-- start --

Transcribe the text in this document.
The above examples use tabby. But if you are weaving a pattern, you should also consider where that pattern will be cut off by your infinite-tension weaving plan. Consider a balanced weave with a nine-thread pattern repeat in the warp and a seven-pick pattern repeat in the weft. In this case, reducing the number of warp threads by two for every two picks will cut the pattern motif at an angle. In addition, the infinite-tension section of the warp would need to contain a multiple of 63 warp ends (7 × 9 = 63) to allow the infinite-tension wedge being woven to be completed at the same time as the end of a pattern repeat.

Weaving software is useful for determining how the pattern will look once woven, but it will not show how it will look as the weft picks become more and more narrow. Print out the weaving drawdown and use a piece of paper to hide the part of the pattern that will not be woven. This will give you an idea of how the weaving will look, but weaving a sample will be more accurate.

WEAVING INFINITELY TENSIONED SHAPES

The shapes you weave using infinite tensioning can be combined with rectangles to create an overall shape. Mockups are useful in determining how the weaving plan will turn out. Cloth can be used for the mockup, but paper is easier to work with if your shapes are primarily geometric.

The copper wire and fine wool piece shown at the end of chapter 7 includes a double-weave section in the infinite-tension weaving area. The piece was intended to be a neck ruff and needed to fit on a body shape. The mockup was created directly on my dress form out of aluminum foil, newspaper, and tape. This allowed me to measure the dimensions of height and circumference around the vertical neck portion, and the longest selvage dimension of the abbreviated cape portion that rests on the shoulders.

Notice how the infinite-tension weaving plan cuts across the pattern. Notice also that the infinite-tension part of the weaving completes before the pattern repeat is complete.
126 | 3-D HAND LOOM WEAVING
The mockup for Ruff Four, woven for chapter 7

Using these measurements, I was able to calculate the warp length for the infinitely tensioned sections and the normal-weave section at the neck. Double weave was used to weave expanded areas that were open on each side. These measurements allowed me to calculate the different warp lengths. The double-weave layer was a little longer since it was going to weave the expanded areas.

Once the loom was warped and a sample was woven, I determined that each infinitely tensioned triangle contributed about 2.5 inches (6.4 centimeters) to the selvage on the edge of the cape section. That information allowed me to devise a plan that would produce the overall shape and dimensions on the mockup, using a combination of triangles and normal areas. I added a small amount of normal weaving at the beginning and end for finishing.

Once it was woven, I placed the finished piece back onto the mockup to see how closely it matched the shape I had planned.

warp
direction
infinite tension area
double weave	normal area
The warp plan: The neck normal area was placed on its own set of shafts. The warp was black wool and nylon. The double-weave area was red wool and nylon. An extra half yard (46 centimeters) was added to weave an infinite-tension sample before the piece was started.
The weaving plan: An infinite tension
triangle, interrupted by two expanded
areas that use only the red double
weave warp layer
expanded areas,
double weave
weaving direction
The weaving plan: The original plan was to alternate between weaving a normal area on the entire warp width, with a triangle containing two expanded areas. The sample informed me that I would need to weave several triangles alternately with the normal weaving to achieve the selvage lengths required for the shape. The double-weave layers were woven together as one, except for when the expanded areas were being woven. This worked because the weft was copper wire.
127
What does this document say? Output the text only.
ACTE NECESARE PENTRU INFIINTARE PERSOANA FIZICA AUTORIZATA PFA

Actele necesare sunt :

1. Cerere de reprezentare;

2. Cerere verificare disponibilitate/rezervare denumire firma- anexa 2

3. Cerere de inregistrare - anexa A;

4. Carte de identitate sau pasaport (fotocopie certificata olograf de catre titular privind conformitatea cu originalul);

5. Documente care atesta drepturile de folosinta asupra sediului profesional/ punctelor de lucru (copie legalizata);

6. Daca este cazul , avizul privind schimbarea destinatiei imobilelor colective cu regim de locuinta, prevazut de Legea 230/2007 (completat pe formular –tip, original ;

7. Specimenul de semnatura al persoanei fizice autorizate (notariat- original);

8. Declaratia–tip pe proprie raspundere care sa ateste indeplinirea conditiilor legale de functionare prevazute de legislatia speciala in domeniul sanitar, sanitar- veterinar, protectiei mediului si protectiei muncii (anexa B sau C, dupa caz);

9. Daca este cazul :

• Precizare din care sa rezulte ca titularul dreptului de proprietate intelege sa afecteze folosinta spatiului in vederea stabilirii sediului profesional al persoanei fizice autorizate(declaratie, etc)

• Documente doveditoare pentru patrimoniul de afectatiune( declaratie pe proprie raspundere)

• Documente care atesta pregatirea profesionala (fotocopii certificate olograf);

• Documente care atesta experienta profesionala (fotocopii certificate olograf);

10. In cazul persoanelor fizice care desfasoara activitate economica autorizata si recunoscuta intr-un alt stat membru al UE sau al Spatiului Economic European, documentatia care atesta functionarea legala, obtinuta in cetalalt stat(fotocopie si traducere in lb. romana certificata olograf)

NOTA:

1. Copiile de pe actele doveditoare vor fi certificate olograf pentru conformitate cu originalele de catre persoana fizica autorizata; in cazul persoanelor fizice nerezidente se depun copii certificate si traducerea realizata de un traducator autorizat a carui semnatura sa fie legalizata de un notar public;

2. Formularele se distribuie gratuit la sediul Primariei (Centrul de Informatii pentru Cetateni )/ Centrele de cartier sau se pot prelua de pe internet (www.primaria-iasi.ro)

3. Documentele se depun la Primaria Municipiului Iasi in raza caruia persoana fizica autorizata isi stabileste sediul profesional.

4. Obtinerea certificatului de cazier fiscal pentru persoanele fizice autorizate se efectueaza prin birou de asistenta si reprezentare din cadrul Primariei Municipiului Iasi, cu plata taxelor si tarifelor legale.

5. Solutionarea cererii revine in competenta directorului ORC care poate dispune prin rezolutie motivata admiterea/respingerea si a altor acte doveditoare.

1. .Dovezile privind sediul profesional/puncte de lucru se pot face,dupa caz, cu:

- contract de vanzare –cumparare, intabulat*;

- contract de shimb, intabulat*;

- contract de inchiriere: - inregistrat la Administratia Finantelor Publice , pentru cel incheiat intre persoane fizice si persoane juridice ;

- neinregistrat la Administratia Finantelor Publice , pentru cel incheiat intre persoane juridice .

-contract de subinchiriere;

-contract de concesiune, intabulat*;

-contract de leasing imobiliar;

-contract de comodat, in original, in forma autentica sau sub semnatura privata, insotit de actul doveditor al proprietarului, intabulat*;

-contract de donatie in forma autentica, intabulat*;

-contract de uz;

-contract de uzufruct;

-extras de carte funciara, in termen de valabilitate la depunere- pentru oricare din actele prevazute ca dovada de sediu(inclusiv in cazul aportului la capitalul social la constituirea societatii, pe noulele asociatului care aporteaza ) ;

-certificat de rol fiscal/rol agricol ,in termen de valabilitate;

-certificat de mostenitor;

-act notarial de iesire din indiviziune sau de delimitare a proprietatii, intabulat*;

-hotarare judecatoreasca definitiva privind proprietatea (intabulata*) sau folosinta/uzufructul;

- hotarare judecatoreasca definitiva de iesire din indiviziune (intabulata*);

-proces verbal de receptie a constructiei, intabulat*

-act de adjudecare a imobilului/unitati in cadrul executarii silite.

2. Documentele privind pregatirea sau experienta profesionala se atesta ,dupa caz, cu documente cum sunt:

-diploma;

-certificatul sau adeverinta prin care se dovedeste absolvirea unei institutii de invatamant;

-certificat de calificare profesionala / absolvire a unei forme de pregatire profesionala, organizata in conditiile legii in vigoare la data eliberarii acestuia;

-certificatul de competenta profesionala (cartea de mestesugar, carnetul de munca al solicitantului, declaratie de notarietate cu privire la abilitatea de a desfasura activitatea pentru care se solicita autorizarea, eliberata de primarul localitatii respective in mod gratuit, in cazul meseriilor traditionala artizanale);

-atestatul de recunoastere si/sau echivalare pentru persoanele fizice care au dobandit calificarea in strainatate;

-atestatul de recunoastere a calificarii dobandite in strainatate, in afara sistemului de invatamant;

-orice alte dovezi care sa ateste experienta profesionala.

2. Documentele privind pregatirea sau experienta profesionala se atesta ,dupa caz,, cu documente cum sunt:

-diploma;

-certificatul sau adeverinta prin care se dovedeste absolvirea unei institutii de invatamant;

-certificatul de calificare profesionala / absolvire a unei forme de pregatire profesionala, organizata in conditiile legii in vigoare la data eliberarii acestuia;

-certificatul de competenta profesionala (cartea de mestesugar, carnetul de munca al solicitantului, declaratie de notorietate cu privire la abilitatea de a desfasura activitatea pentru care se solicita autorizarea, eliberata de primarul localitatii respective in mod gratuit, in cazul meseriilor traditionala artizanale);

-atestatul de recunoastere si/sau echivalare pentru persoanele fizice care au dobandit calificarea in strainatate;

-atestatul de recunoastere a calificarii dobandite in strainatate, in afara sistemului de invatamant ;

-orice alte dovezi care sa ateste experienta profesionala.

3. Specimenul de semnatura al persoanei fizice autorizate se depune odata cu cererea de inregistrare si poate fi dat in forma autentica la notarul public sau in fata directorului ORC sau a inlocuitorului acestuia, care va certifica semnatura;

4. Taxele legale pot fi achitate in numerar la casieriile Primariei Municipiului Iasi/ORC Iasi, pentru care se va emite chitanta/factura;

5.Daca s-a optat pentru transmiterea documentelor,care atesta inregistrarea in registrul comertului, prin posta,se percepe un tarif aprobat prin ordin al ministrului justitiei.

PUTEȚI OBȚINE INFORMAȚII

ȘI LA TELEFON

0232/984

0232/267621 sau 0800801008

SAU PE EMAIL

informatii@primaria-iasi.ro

-- end --

• PROBLEM
Pick out each line containing the string "intre" and copy it.

• SOLVED EXERCISE
- contract de inchiriere: - inregistrat la Administratia Finantelor Publice , pentru cel incheiat intre persoane fizice si persoane juridice ;
- neinregistrat la Administratia Finantelor Publice , pentru cel incheiat intre persoane juridice .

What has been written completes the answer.